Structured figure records
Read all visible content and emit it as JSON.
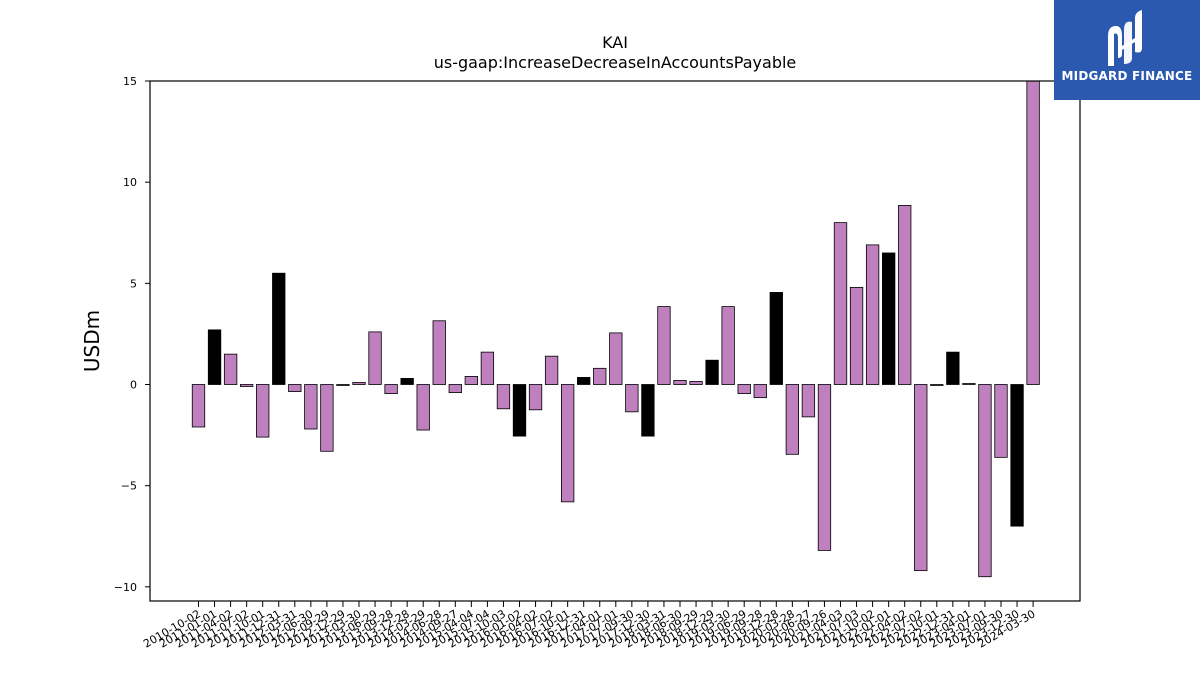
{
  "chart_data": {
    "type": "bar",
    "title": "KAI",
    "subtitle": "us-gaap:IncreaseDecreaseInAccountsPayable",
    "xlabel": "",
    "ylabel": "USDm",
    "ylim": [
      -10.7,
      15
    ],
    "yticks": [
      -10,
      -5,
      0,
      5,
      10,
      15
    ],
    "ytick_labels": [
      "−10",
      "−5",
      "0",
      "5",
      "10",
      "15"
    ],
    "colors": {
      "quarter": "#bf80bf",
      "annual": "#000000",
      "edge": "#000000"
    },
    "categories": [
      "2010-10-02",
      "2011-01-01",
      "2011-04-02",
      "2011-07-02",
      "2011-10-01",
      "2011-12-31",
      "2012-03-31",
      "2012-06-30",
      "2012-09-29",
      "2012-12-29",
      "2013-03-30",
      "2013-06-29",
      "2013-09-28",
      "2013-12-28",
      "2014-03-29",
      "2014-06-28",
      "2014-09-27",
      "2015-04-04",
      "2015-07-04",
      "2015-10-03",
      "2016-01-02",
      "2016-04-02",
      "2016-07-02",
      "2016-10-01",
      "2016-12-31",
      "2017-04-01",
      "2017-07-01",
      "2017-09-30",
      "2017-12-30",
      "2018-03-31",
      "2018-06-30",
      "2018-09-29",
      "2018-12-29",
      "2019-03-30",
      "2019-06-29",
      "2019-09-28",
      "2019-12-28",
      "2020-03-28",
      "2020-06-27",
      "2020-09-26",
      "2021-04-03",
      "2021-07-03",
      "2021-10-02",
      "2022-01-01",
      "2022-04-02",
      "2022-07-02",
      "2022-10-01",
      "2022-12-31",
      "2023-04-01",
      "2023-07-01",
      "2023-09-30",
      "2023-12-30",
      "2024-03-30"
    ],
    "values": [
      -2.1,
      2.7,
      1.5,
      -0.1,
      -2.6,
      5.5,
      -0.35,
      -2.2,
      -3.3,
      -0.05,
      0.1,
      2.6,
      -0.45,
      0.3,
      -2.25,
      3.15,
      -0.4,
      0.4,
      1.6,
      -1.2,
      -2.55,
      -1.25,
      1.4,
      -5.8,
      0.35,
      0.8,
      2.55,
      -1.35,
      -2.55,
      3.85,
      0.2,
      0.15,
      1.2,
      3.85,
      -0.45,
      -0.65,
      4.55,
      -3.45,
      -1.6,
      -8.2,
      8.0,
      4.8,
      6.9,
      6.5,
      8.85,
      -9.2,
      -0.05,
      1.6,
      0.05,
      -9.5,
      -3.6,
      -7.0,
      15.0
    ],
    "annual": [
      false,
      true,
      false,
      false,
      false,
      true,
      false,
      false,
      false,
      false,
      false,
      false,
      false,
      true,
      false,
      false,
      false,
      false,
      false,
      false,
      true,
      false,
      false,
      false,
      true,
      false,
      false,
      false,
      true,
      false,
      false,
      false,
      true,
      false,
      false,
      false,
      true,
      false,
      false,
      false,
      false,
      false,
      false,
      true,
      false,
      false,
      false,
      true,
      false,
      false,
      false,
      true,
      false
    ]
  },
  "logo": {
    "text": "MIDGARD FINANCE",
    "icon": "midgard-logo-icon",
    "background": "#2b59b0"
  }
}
...
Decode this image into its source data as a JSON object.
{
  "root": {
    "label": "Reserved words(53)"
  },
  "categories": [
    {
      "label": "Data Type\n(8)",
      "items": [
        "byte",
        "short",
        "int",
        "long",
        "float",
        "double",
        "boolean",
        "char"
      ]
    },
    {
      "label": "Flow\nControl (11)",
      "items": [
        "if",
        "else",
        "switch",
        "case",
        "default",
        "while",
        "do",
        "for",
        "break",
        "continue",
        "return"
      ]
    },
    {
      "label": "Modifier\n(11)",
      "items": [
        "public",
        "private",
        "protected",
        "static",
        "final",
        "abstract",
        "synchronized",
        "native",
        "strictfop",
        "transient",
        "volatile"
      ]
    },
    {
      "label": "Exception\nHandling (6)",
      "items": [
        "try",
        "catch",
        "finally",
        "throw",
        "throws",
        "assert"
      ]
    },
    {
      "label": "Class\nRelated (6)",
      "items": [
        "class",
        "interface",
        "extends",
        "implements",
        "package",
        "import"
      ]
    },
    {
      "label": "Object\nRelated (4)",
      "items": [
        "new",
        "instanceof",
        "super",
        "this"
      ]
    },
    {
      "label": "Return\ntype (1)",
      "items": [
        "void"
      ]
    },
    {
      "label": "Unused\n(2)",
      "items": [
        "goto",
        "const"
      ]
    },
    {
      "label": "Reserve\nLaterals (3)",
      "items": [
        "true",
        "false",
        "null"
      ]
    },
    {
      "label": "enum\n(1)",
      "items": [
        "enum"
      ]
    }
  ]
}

▸ Required task
Your task is to gather all lines from the entries above that hold the word "this".

▸ Worked answer
Decode this image into its source data as a JSON object.
        "this"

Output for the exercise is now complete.